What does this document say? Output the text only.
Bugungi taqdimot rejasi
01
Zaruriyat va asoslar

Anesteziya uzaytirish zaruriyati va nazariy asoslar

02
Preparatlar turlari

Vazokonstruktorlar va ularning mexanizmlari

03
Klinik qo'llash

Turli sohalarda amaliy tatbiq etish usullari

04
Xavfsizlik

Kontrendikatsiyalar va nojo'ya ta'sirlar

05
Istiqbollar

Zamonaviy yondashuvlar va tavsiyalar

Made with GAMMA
* * *
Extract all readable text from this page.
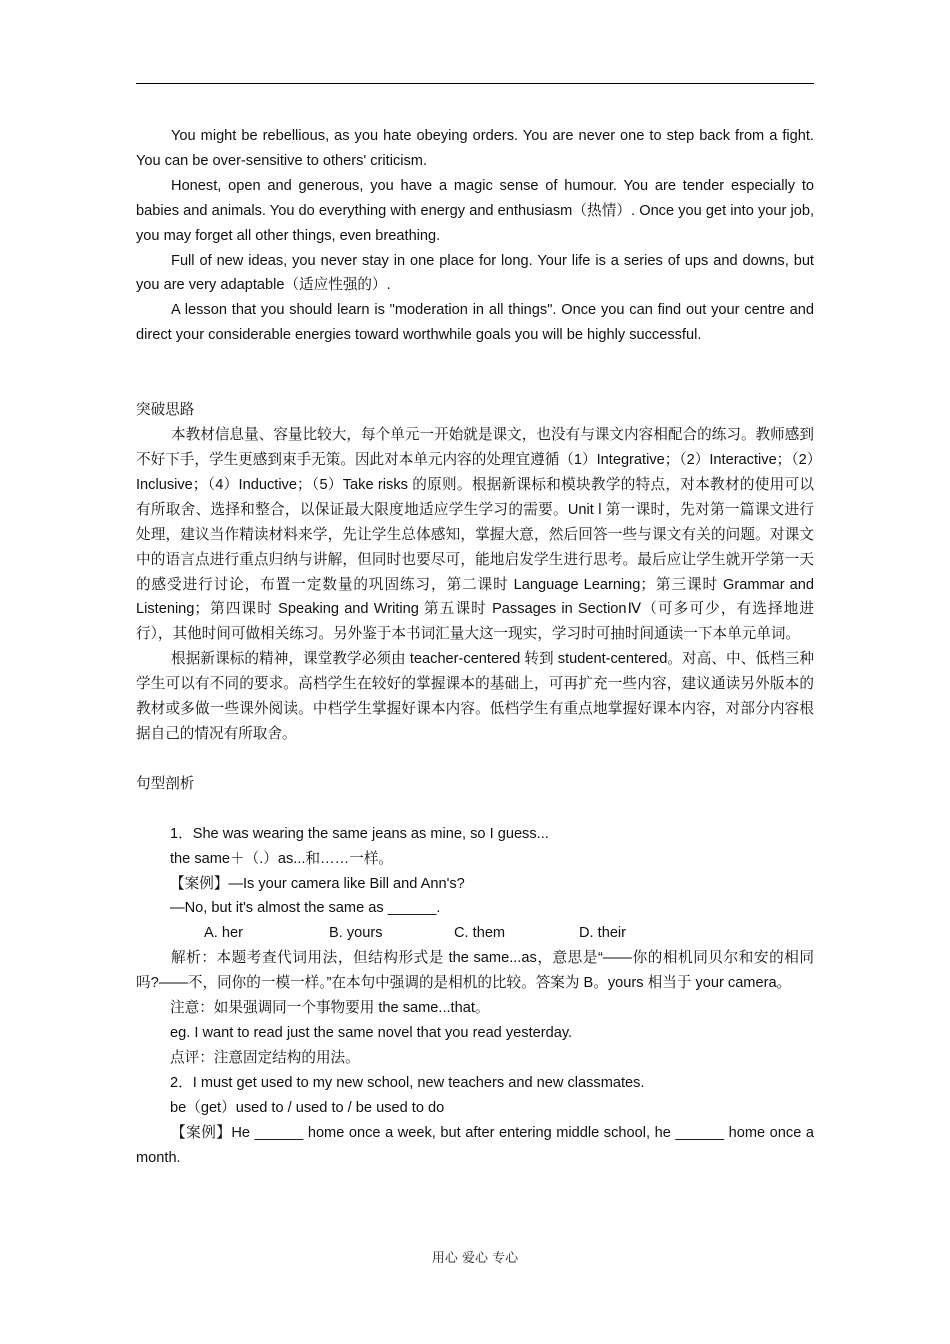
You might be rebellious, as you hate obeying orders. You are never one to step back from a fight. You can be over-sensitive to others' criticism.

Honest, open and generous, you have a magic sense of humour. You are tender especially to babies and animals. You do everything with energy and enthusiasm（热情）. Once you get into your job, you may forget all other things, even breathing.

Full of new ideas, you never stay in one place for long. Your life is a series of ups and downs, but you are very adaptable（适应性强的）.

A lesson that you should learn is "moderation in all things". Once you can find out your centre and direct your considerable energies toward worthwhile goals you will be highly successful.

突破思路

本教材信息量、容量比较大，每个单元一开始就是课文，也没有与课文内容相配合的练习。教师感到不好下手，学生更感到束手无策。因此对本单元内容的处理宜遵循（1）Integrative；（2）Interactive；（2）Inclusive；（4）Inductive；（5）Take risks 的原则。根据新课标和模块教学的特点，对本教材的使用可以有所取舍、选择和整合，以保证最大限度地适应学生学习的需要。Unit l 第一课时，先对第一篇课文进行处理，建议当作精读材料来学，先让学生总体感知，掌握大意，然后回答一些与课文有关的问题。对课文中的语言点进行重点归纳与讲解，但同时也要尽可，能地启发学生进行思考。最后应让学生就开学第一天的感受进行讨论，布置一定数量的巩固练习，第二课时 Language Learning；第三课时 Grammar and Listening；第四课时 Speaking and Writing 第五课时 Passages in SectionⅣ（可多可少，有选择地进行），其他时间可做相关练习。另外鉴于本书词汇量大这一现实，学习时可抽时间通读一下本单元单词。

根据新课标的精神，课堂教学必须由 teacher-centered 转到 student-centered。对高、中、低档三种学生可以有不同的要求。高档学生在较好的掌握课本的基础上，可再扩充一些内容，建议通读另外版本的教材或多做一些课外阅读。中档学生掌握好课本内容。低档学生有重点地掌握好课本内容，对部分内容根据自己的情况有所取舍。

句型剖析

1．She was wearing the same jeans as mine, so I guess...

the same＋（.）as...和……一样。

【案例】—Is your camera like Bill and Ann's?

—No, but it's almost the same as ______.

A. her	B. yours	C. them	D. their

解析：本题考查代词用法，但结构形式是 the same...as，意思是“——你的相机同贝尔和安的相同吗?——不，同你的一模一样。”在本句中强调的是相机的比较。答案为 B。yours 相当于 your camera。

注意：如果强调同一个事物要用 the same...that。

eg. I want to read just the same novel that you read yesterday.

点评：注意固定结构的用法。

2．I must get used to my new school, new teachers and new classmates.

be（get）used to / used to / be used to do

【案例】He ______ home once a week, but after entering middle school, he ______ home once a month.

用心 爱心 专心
* * *
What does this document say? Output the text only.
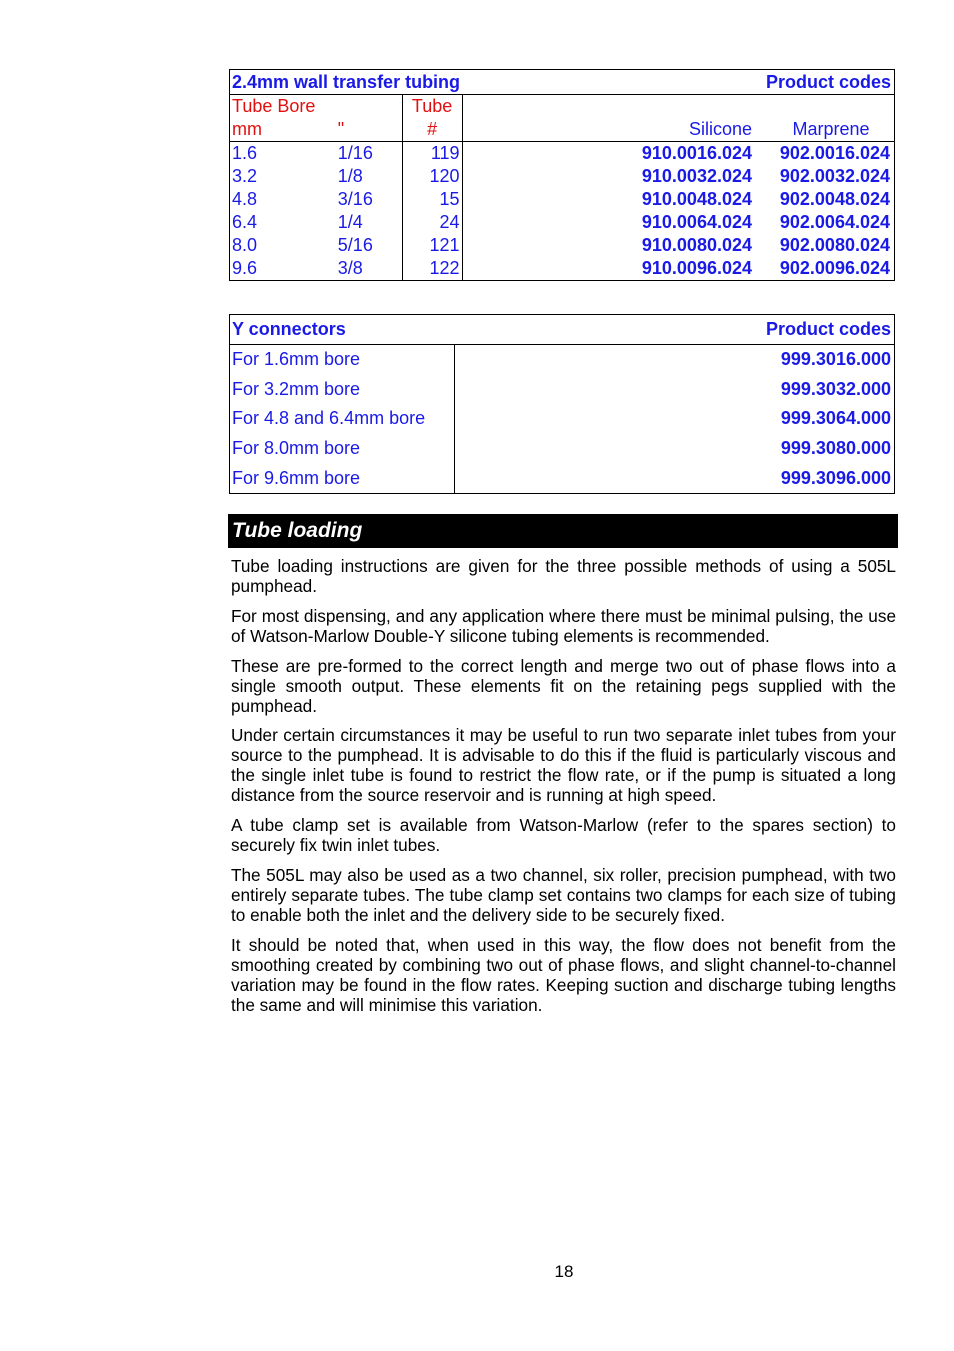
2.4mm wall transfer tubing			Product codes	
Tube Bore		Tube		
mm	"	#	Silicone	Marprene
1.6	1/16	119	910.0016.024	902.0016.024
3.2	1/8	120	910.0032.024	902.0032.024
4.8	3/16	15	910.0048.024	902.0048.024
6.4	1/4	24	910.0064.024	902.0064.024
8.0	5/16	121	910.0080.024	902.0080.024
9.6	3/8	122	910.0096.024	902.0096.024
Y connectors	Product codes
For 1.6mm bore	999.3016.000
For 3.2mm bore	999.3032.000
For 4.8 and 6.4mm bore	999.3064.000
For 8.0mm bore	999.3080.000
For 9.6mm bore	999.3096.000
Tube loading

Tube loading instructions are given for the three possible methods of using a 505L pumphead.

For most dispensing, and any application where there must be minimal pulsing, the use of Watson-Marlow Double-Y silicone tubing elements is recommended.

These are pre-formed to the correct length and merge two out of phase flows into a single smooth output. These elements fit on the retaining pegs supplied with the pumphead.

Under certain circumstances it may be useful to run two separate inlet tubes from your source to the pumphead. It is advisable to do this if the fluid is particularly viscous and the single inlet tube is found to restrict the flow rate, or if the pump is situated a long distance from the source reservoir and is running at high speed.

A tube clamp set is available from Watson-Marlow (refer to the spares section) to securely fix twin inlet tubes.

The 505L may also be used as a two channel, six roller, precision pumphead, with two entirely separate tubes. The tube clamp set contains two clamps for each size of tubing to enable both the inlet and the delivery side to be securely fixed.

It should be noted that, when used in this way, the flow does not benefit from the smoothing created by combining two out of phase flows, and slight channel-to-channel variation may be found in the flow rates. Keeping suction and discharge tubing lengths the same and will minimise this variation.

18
* * *
Requirements:
Every line in the data above that contains "Marlow" needs to be copied.

Solution for this problem:
For most dispensing, and any application where there must be minimal pulsing, the use of Watson-Marlow Double-Y silicone tubing elements is recommended.
A tube clamp set is available from Watson-Marlow (refer to the spares section) to securely fix twin inlet tubes.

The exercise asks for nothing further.